STATED TASK:
Collect each line containing "life".

SUPPLIED MATERIAL:
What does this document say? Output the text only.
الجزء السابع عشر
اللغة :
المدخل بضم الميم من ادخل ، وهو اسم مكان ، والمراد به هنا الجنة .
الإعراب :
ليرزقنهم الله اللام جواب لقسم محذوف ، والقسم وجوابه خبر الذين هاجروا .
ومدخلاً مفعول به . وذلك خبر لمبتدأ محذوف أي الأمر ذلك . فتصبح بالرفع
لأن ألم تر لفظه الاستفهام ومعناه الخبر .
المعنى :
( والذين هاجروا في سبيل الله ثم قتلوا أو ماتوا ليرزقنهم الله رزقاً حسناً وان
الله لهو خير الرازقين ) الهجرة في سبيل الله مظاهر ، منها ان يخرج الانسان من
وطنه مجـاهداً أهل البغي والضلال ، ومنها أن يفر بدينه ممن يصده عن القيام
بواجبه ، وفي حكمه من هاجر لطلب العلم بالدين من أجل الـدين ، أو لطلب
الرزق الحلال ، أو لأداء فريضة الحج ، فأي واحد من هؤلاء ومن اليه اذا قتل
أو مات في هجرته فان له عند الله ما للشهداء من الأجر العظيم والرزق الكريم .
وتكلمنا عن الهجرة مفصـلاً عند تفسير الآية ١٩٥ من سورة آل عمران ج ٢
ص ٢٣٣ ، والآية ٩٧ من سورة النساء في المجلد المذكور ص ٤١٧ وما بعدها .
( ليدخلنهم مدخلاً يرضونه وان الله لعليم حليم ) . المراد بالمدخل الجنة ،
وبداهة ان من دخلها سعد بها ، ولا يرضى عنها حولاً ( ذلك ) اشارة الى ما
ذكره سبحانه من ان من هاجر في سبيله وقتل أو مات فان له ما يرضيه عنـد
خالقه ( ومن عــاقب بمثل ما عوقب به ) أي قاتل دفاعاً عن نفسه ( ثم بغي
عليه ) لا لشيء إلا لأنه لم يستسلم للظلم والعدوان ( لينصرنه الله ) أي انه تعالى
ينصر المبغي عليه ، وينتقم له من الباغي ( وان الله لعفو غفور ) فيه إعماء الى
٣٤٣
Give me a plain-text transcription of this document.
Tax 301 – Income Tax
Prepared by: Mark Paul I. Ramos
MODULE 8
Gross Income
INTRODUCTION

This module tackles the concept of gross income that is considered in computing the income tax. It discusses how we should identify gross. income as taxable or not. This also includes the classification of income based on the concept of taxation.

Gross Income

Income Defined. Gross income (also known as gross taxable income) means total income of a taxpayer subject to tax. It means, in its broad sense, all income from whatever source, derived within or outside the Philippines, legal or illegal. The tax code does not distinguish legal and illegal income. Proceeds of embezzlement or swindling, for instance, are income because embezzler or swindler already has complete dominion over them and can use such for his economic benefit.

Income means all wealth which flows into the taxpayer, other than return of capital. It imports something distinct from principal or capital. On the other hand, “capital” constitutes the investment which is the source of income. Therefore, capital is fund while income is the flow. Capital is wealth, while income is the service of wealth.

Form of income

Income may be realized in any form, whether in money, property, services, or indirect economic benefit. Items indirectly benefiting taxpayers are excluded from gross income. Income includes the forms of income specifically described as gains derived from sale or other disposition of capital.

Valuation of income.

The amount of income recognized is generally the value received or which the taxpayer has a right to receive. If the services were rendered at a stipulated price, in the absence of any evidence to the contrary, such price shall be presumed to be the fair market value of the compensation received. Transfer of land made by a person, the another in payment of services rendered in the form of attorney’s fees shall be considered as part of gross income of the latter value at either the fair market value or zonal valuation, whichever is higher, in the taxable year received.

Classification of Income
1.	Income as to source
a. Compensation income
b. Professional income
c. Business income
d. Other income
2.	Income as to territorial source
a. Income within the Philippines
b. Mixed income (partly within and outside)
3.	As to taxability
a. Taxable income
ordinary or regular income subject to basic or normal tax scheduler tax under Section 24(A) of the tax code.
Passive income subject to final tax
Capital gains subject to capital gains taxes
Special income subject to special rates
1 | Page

* * *

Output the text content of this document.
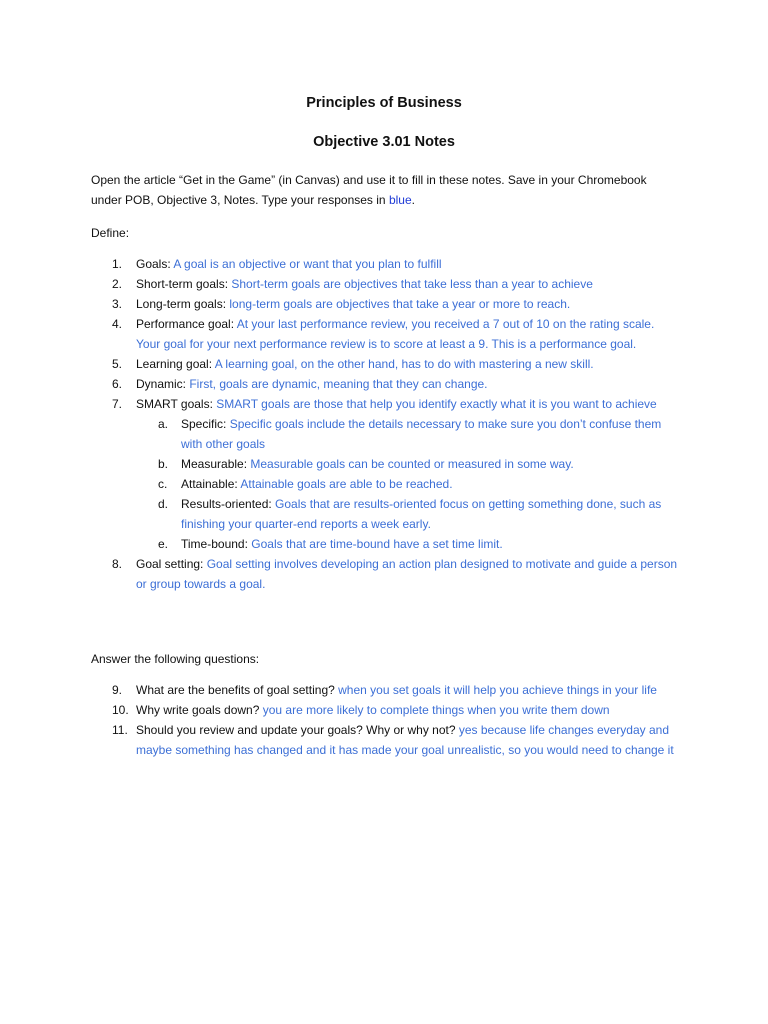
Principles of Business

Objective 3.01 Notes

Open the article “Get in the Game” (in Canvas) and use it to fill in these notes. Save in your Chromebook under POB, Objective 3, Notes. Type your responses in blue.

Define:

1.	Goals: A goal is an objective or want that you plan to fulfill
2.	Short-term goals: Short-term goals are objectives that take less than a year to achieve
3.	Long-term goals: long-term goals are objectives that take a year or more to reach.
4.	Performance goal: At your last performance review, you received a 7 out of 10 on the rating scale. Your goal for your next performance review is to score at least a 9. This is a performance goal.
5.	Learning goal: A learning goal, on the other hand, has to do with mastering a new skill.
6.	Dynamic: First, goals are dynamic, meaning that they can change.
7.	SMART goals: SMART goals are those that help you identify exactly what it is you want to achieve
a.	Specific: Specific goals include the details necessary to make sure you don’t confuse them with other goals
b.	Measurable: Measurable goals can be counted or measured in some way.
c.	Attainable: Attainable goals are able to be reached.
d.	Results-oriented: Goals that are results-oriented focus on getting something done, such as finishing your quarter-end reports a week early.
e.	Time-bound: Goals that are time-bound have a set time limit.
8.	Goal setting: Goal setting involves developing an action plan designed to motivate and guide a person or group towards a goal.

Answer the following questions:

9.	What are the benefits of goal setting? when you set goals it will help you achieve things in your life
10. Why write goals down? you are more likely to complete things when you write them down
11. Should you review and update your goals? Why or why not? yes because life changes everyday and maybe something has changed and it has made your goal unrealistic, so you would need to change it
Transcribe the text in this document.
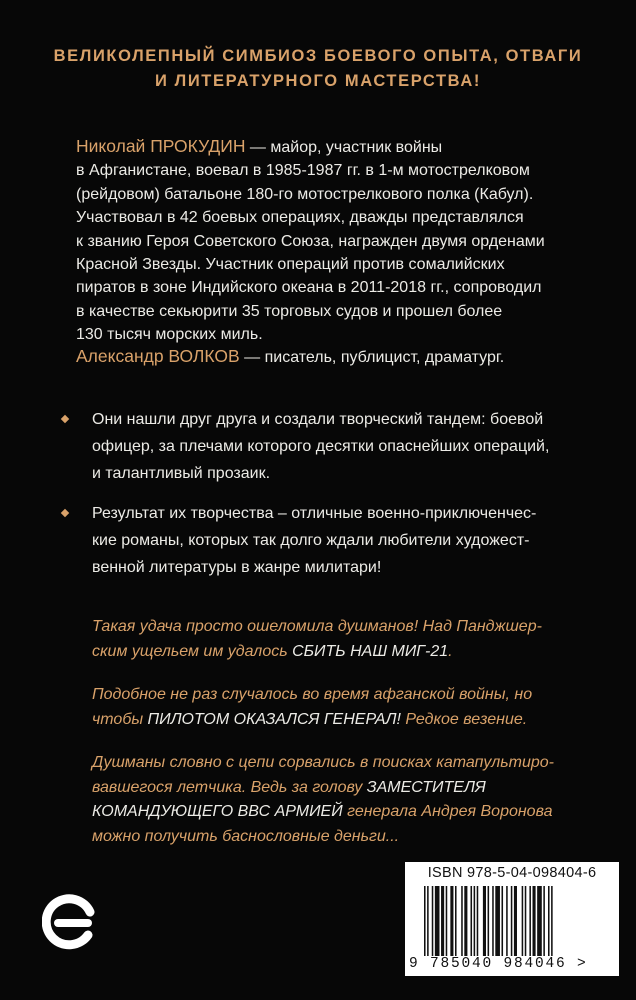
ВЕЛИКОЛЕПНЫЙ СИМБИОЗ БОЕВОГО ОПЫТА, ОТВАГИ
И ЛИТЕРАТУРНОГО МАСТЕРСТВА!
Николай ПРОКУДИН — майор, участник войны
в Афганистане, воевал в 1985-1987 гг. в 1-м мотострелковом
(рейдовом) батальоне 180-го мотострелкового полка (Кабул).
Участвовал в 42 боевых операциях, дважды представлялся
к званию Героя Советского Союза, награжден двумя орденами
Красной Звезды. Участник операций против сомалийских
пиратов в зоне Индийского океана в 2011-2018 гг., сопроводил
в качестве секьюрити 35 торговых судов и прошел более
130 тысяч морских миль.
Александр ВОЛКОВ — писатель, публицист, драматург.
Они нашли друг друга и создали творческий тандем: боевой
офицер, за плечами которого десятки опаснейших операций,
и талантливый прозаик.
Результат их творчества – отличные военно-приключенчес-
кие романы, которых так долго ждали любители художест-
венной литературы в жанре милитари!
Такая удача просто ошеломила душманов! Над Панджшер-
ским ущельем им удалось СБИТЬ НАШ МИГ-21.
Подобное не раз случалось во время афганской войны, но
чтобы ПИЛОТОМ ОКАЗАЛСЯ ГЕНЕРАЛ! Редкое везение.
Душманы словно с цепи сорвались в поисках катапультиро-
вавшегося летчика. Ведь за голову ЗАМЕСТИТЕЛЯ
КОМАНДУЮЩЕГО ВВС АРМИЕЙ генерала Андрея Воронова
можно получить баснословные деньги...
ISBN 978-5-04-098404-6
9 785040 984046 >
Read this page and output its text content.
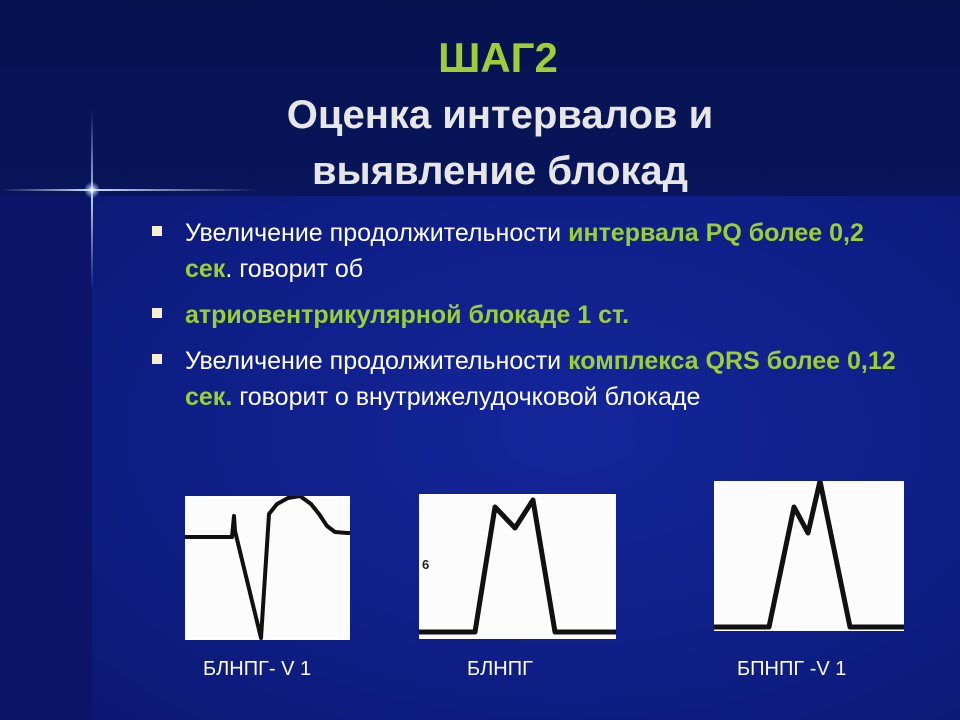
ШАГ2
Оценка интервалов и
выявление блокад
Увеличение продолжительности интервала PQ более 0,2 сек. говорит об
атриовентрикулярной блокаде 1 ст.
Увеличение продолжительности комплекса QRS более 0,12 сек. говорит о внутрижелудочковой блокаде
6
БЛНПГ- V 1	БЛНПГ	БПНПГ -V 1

==

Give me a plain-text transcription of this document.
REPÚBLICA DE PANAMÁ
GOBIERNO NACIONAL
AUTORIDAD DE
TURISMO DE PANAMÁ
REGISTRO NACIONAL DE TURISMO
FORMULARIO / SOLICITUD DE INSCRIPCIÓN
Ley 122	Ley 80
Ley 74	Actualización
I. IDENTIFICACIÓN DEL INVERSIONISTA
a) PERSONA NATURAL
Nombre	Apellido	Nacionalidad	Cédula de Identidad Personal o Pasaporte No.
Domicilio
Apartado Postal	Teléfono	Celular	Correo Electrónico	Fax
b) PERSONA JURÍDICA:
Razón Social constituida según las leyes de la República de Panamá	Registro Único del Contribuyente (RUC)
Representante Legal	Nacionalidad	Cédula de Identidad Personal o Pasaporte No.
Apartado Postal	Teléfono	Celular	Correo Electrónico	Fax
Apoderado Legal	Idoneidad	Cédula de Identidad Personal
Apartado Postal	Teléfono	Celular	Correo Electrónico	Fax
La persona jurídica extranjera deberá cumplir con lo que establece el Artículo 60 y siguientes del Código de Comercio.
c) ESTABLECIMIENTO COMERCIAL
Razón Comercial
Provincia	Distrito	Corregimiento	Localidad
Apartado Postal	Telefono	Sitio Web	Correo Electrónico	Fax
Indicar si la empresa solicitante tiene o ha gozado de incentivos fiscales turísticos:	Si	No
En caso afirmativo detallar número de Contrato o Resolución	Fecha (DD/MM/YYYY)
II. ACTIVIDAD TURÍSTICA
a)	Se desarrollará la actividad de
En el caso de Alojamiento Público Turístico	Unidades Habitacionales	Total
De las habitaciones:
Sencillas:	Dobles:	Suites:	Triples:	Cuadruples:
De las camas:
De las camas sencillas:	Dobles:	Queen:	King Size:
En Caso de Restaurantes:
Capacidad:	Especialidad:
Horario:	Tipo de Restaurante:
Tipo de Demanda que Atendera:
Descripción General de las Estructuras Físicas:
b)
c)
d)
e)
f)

RESPONSE:
9.	What are the benefits of goal setting? when you set goals it will help you achieve things in your life
11. Should you review and update your goals? Why or why not? yes because life changes everyday and maybe something has changed and it has made your goal unrealistic, so you would need to change it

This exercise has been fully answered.